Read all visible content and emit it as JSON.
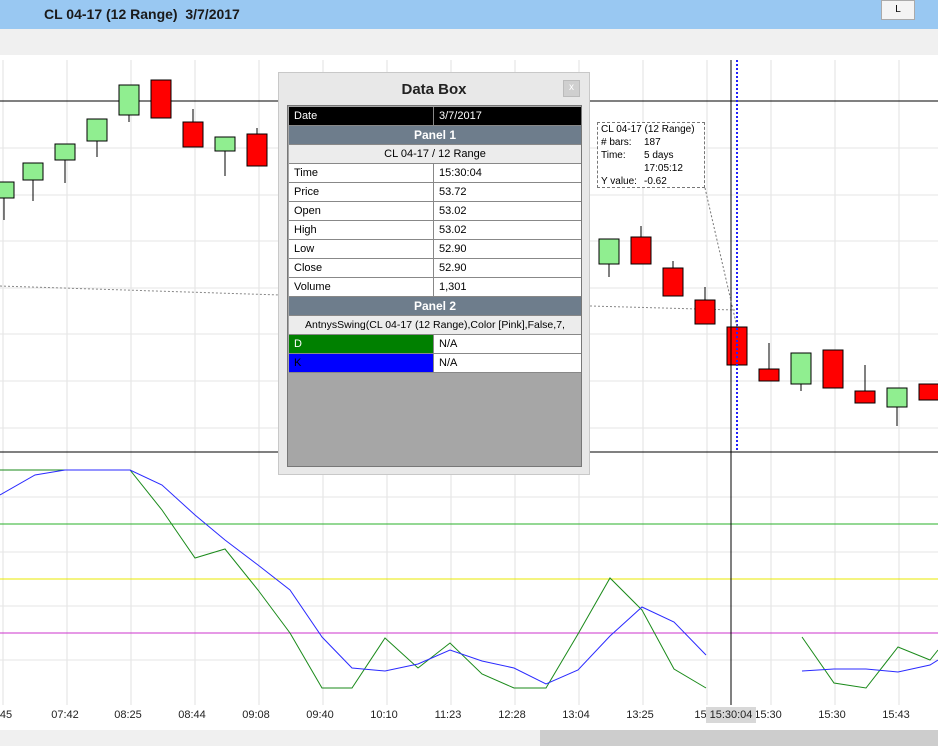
{
  "window": {
    "title": "CL 04-17 (12 Range)  3/7/2017",
    "button": "L"
  },
  "data_box": {
    "title": "Data Box",
    "close": "x",
    "date": [
      "Date",
      "3/7/2017"
    ],
    "panel1": {
      "title": "Panel 1",
      "subtitle": "CL 04-17 / 12 Range",
      "rows": [
        [
          "Time",
          "15:30:04"
        ],
        [
          "Price",
          "53.72"
        ],
        [
          "Open",
          "53.02"
        ],
        [
          "High",
          "53.02"
        ],
        [
          "Low",
          "52.90"
        ],
        [
          "Close",
          "52.90"
        ],
        [
          "Volume",
          "1,301"
        ]
      ]
    },
    "panel2": {
      "title": "Panel 2",
      "subtitle": "AntnysSwing(CL 04-17 (12 Range),Color [Pink],False,7,",
      "rows": [
        [
          "D",
          "N/A"
        ],
        [
          "K",
          "N/A"
        ]
      ]
    }
  },
  "tooltip": {
    "title": "CL 04-17 (12 Range)",
    "bars_label": "# bars:",
    "bars": "187",
    "time_label": "Time:",
    "time": [
      "5 days",
      "17:05:12"
    ],
    "y_label": "Y value:",
    "y": "-0.62"
  },
  "x_axis": {
    "labels": [
      "45",
      "07:42",
      "08:25",
      "08:44",
      "09:08",
      "09:40",
      "10:10",
      "11:23",
      "12:28",
      "13:04",
      "13:25",
      "15:",
      "15:30",
      "15:30",
      "15:43"
    ],
    "cursor_label": "15:30:04"
  }
}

====

● Task: Repeat each entry precisely as it appears. Leave the pictures out.

● Result of this exercise:
Read all visible content and emit it as JSON.
{
  "window": {
    "title": "CL 04-17 (12 Range)  3/7/2017",
    "button": "L"
  },
  "data_box": {
    "title": "Data Box",
    "close": "x",
    "date": [
      "Date",
      "3/7/2017"
    ],
    "panel1": {
      "title": "Panel 1",
      "subtitle": "CL 04-17 / 12 Range",
      "rows": [
        [
          "Time",
          "15:30:04"
        ],
        [
          "Price",
          "53.72"
        ],
        [
          "Open",
          "53.02"
        ],
        [
          "High",
          "53.02"
        ],
        [
          "Low",
          "52.90"
        ],
        [
          "Close",
          "52.90"
        ],
        [
          "Volume",
          "1,301"
        ]
      ]
    },
    "panel2": {
      "title": "Panel 2",
      "subtitle": "AntnysSwing(CL 04-17 (12 Range),Color [Pink],False,7,",
      "rows": [
        [
          "D",
          "N/A"
        ],
        [
          "K",
          "N/A"
        ]
      ]
    }
  },
  "tooltip": {
    "title": "CL 04-17 (12 Range)",
    "bars_label": "# bars:",
    "bars": "187",
    "time_label": "Time:",
    "time": [
      "5 days",
      "17:05:12"
    ],
    "y_label": "Y value:",
    "y": "-0.62"
  },
  "x_axis": {
    "labels": [
      "45",
      "07:42",
      "08:25",
      "08:44",
      "09:08",
      "09:40",
      "10:10",
      "11:23",
      "12:28",
      "13:04",
      "13:25",
      "15:",
      "15:30",
      "15:30",
      "15:43"
    ],
    "cursor_label": "15:30:04"
  }
}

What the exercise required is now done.